» Stated exercise
Count the lines that hold the string "title". Reply with the number alone.

==========

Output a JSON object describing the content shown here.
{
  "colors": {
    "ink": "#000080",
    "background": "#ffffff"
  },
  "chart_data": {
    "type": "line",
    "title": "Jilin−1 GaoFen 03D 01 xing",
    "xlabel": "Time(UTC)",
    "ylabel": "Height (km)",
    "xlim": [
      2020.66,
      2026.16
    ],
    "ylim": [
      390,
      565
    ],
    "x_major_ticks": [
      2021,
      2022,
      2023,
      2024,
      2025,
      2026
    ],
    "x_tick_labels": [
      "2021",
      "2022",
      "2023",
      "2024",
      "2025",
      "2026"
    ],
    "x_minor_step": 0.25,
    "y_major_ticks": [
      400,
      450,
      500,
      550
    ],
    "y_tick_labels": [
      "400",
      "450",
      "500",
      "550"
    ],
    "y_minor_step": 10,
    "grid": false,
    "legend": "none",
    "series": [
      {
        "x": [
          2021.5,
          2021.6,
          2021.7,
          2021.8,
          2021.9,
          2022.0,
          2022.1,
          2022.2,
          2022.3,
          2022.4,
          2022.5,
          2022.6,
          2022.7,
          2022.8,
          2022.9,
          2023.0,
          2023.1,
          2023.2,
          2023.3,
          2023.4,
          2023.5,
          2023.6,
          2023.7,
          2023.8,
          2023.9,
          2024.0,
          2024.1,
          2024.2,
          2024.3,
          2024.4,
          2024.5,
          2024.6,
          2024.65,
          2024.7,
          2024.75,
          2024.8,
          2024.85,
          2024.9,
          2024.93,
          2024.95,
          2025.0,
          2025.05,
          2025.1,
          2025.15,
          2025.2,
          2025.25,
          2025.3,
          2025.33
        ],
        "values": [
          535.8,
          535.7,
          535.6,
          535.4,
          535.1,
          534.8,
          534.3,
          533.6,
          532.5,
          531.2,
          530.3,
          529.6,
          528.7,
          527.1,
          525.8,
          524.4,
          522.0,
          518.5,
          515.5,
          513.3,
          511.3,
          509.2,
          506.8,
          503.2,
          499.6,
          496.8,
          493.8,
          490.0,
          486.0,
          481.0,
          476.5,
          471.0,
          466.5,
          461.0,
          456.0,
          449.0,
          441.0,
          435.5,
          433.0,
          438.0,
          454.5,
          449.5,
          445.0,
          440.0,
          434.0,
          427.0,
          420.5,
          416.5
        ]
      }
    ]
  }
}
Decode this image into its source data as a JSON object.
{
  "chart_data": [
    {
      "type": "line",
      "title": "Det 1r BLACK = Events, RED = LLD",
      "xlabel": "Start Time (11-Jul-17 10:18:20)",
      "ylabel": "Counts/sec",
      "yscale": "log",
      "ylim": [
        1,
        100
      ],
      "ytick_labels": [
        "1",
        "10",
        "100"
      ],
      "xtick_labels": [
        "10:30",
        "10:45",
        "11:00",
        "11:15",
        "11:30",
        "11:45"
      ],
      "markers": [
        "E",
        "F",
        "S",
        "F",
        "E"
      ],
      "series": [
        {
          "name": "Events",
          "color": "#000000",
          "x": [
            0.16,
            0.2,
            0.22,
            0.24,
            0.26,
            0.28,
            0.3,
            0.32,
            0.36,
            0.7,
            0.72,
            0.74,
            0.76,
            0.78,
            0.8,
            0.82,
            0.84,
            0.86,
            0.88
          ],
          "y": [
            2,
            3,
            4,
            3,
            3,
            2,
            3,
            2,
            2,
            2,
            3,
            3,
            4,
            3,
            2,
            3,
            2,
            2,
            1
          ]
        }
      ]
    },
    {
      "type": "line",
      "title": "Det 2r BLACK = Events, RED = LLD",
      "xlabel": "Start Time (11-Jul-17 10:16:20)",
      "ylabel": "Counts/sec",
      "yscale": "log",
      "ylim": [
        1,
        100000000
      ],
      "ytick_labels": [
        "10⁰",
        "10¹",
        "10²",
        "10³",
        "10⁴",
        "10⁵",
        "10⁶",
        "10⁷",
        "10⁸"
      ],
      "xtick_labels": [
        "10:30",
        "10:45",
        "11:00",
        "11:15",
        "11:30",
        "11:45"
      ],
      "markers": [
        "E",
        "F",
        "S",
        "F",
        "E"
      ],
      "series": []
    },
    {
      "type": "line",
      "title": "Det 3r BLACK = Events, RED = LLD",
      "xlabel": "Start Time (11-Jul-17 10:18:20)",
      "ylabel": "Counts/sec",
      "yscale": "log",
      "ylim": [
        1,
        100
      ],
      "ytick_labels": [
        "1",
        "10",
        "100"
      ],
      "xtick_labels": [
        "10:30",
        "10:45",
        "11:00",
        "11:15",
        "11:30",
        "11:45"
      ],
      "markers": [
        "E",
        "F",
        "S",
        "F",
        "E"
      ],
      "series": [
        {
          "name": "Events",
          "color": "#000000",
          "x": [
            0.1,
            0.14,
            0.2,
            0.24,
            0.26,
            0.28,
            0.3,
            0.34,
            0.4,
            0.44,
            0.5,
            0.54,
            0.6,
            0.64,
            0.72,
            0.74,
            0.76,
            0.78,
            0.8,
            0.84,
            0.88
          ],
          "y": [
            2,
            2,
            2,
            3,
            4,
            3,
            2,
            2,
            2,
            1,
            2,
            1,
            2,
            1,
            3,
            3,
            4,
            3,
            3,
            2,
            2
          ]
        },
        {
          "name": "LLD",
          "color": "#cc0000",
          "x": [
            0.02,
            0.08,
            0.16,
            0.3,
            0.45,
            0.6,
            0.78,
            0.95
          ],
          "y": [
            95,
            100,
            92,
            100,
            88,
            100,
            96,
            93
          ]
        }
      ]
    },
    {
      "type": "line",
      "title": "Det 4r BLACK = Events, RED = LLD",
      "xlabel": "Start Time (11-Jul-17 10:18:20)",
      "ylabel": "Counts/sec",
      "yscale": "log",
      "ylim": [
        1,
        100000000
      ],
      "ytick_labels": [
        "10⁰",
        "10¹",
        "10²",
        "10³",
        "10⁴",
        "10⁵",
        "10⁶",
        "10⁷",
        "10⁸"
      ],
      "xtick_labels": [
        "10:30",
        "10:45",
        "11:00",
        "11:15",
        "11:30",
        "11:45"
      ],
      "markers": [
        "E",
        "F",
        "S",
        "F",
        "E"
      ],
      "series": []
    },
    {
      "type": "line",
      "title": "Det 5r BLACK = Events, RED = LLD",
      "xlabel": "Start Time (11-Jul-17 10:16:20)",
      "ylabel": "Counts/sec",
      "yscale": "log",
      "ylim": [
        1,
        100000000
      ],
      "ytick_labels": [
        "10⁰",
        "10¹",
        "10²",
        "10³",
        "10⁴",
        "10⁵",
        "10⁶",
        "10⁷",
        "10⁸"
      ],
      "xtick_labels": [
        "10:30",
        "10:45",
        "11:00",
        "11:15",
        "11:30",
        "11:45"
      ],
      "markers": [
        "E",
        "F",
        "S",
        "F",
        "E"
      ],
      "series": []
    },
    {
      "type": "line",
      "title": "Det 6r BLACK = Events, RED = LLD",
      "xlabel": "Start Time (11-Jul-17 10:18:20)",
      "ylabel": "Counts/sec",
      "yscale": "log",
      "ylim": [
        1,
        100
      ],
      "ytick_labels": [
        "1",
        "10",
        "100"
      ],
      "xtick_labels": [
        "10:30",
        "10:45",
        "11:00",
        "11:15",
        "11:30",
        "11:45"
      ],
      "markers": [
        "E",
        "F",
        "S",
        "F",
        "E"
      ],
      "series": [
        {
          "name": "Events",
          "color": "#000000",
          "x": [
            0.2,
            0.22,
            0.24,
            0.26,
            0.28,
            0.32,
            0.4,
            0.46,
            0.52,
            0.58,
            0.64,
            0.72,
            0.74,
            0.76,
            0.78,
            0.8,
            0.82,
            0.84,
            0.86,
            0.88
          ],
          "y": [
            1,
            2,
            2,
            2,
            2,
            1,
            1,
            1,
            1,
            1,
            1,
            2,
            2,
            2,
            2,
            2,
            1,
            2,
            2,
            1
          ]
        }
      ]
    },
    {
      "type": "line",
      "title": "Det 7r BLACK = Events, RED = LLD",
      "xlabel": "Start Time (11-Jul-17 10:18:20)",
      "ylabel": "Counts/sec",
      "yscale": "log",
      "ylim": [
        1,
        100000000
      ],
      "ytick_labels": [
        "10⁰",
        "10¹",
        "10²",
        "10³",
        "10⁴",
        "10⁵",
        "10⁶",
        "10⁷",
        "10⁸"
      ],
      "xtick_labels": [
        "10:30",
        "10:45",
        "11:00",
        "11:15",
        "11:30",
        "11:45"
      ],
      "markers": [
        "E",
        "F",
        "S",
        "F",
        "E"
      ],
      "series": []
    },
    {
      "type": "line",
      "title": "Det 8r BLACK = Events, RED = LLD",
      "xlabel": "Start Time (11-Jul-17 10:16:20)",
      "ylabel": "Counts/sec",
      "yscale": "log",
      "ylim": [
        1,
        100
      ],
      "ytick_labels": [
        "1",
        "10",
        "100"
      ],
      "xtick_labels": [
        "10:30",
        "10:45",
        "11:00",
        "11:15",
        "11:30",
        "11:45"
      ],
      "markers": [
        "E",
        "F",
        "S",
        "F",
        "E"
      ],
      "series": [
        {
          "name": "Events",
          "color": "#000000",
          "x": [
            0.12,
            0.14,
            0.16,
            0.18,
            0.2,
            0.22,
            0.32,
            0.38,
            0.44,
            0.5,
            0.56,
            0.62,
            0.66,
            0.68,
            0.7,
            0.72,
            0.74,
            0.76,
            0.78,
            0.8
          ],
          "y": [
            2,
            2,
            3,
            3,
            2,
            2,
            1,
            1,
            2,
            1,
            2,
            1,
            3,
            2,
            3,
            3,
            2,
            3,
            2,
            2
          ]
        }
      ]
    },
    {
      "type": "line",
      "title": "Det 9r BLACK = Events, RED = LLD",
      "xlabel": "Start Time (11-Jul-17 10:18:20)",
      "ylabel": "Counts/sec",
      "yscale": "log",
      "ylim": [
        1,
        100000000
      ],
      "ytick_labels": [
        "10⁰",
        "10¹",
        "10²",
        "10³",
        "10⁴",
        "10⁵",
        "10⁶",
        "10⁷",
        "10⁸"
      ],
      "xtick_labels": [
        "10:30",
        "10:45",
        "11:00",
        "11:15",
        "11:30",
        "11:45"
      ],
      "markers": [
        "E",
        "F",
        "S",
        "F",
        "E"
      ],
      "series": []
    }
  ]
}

==========

» Solution
10